--- START Supplied data ---

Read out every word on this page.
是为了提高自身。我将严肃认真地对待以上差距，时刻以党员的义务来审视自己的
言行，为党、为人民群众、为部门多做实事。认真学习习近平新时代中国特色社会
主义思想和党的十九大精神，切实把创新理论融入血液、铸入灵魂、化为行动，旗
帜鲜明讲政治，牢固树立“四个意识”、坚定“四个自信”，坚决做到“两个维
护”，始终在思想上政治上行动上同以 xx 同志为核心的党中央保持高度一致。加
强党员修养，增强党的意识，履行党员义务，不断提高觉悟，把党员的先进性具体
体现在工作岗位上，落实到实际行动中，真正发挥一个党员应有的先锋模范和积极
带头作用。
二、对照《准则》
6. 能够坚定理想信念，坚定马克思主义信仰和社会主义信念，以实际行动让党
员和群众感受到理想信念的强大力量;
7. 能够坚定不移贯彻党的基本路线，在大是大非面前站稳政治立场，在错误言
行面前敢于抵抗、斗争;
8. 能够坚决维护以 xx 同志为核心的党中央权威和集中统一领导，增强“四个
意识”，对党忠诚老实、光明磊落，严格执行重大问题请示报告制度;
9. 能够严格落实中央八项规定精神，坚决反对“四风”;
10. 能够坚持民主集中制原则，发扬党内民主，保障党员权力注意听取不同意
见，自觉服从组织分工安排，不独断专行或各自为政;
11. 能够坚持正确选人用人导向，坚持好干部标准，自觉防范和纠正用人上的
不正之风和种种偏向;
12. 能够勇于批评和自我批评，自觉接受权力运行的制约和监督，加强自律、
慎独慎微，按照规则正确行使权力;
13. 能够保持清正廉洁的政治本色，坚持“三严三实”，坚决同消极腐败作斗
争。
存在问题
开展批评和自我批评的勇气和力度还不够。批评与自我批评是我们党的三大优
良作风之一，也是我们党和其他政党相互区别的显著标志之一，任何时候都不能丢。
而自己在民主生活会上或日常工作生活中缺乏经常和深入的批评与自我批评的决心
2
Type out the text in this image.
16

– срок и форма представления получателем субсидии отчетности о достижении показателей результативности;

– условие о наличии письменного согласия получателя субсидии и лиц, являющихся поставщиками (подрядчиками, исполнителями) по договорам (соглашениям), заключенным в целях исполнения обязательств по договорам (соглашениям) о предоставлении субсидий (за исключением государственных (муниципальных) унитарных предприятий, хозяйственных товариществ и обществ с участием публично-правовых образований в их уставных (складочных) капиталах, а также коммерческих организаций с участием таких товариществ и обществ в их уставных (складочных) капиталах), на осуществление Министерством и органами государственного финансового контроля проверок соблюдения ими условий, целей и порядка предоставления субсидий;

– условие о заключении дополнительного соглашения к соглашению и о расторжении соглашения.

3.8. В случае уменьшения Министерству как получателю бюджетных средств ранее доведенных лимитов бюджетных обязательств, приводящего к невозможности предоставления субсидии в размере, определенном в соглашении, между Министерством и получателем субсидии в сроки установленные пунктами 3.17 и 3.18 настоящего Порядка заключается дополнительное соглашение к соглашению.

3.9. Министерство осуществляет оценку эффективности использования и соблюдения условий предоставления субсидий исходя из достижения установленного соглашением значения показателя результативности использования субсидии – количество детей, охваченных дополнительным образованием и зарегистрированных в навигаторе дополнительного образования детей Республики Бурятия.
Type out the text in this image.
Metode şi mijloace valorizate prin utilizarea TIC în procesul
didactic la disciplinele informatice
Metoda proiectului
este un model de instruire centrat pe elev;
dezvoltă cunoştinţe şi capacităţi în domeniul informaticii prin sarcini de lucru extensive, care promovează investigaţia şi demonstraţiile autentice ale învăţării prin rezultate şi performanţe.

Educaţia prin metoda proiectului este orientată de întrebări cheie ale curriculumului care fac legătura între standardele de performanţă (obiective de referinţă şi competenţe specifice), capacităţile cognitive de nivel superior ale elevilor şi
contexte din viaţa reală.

--- END Supplied data ---

§ Exercise details:
Look over the records above and copy each line that includes the string "дополнительного".

§ Full response:
– условие о заключении дополнительного соглашения к соглашению и о расторжении соглашения.
3.9. Министерство осуществляет оценку эффективности использования и соблюдения условий предоставления субсидий исходя из достижения установленного соглашением значения показателя результативности использования субсидии – количество детей, охваченных дополнительным образованием и зарегистрированных в навигаторе дополнительного образования детей Республики Бурятия.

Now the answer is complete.